### Data to process

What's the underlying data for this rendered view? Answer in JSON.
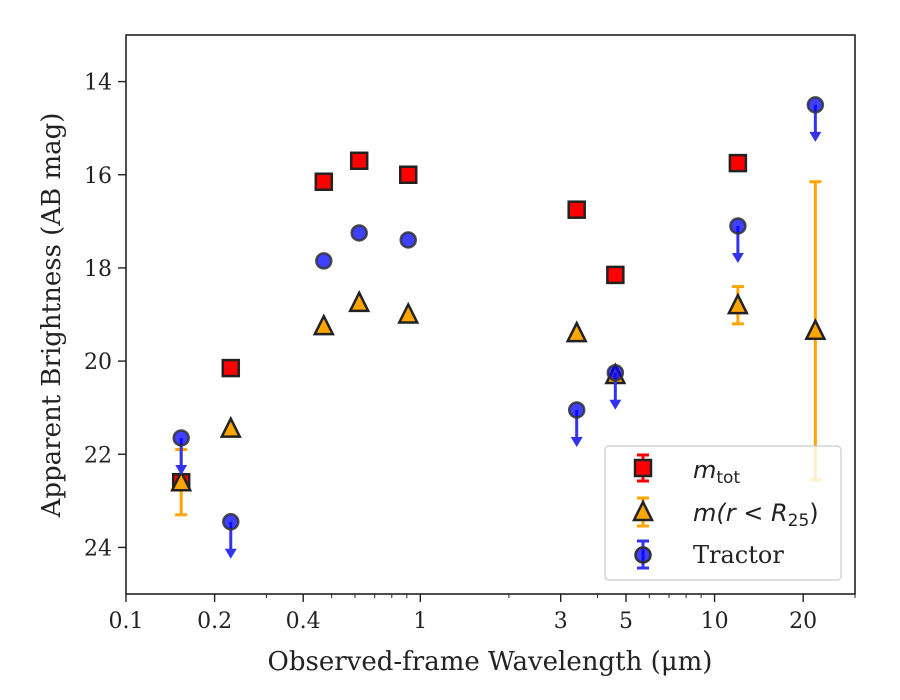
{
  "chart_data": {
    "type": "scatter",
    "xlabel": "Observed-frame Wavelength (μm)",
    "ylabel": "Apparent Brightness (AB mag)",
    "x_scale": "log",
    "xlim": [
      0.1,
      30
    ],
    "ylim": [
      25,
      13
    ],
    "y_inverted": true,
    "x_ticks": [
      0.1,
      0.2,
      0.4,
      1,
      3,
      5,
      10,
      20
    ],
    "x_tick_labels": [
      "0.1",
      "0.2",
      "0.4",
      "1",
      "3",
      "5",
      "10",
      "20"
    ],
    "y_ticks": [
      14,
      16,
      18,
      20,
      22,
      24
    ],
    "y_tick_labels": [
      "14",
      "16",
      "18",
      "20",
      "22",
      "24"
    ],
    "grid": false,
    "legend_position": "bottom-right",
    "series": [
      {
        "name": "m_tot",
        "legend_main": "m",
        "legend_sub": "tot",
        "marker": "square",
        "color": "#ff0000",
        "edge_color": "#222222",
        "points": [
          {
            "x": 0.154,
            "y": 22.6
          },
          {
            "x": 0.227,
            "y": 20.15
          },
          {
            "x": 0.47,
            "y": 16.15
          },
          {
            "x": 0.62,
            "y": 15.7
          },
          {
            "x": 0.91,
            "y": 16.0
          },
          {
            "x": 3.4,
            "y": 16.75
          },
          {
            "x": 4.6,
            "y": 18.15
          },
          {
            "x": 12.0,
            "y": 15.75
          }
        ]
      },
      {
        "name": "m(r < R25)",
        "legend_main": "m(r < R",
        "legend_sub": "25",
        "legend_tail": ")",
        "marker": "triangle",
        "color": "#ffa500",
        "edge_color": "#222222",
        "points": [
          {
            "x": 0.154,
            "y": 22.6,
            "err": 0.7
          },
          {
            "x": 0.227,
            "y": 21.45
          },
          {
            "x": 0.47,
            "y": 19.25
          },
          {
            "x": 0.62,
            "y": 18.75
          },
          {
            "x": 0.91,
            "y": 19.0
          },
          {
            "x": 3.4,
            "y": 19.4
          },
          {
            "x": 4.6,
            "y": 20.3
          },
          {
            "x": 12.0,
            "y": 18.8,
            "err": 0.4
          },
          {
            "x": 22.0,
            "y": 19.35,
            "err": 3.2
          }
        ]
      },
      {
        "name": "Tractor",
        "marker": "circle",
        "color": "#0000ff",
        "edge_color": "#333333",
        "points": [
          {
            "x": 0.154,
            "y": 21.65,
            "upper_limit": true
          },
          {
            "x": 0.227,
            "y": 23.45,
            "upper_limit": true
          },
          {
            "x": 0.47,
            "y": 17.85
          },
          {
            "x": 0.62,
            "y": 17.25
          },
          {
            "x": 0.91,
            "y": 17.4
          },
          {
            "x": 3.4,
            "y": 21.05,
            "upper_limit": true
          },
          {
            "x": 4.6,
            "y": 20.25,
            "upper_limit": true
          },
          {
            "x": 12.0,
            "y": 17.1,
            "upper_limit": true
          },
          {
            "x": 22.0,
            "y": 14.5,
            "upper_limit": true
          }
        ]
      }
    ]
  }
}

### Aim
Quote the material word for word, dropping any images it holds.

### Response to the task
What's the underlying data for this rendered view? Answer in JSON.
{
  "chart_data": {
    "type": "scatter",
    "xlabel": "Observed-frame Wavelength (μm)",
    "ylabel": "Apparent Brightness (AB mag)",
    "x_scale": "log",
    "xlim": [
      0.1,
      30
    ],
    "ylim": [
      25,
      13
    ],
    "y_inverted": true,
    "x_ticks": [
      0.1,
      0.2,
      0.4,
      1,
      3,
      5,
      10,
      20
    ],
    "x_tick_labels": [
      "0.1",
      "0.2",
      "0.4",
      "1",
      "3",
      "5",
      "10",
      "20"
    ],
    "y_ticks": [
      14,
      16,
      18,
      20,
      22,
      24
    ],
    "y_tick_labels": [
      "14",
      "16",
      "18",
      "20",
      "22",
      "24"
    ],
    "grid": false,
    "legend_position": "bottom-right",
    "series": [
      {
        "name": "m_tot",
        "legend_main": "m",
        "legend_sub": "tot",
        "marker": "square",
        "color": "#ff0000",
        "edge_color": "#222222",
        "points": [
          {
            "x": 0.154,
            "y": 22.6
          },
          {
            "x": 0.227,
            "y": 20.15
          },
          {
            "x": 0.47,
            "y": 16.15
          },
          {
            "x": 0.62,
            "y": 15.7
          },
          {
            "x": 0.91,
            "y": 16.0
          },
          {
            "x": 3.4,
            "y": 16.75
          },
          {
            "x": 4.6,
            "y": 18.15
          },
          {
            "x": 12.0,
            "y": 15.75
          }
        ]
      },
      {
        "name": "m(r < R25)",
        "legend_main": "m(r < R",
        "legend_sub": "25",
        "legend_tail": ")",
        "marker": "triangle",
        "color": "#ffa500",
        "edge_color": "#222222",
        "points": [
          {
            "x": 0.154,
            "y": 22.6,
            "err": 0.7
          },
          {
            "x": 0.227,
            "y": 21.45
          },
          {
            "x": 0.47,
            "y": 19.25
          },
          {
            "x": 0.62,
            "y": 18.75
          },
          {
            "x": 0.91,
            "y": 19.0
          },
          {
            "x": 3.4,
            "y": 19.4
          },
          {
            "x": 4.6,
            "y": 20.3
          },
          {
            "x": 12.0,
            "y": 18.8,
            "err": 0.4
          },
          {
            "x": 22.0,
            "y": 19.35,
            "err": 3.2
          }
        ]
      },
      {
        "name": "Tractor",
        "marker": "circle",
        "color": "#0000ff",
        "edge_color": "#333333",
        "points": [
          {
            "x": 0.154,
            "y": 21.65,
            "upper_limit": true
          },
          {
            "x": 0.227,
            "y": 23.45,
            "upper_limit": true
          },
          {
            "x": 0.47,
            "y": 17.85
          },
          {
            "x": 0.62,
            "y": 17.25
          },
          {
            "x": 0.91,
            "y": 17.4
          },
          {
            "x": 3.4,
            "y": 21.05,
            "upper_limit": true
          },
          {
            "x": 4.6,
            "y": 20.25,
            "upper_limit": true
          },
          {
            "x": 12.0,
            "y": 17.1,
            "upper_limit": true
          },
          {
            "x": 22.0,
            "y": 14.5,
            "upper_limit": true
          }
        ]
      }
    ]
  }
}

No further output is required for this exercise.